Stored records
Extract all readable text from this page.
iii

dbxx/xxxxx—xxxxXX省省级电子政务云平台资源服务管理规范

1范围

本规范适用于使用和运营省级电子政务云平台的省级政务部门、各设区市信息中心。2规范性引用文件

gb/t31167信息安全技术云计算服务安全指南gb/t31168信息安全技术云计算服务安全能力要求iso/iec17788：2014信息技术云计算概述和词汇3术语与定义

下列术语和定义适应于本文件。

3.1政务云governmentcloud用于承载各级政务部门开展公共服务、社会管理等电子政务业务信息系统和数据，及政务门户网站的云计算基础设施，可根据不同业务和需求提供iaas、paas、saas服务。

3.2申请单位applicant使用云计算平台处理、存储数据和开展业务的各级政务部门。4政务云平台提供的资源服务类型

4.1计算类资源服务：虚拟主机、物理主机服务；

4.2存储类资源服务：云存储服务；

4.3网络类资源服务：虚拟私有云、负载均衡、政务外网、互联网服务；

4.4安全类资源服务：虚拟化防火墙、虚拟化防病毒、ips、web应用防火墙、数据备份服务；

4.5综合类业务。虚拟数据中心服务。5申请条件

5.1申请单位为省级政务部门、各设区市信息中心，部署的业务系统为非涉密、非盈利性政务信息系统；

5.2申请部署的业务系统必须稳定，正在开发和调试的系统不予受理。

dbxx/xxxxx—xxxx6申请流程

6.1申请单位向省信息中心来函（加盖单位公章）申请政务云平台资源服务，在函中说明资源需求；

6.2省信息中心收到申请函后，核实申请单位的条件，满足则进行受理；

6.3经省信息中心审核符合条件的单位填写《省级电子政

...

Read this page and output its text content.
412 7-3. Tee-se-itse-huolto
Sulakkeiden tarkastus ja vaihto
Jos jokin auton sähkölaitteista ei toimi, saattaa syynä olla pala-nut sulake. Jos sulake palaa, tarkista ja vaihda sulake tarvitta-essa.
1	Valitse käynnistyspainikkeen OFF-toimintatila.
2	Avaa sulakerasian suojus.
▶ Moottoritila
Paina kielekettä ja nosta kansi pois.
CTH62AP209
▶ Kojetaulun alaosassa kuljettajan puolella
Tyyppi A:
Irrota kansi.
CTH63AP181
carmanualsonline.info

• **EXERCISE DIRECTIONS**
Go through the records and pull out each line that includes the word "xxxxx".

• **CORRECT RESPONSE**
dbxx/xxxxx—xxxxXX省省级电子政务云平台资源服务管理规范
dbxx/xxxxx—xxxx6申请流程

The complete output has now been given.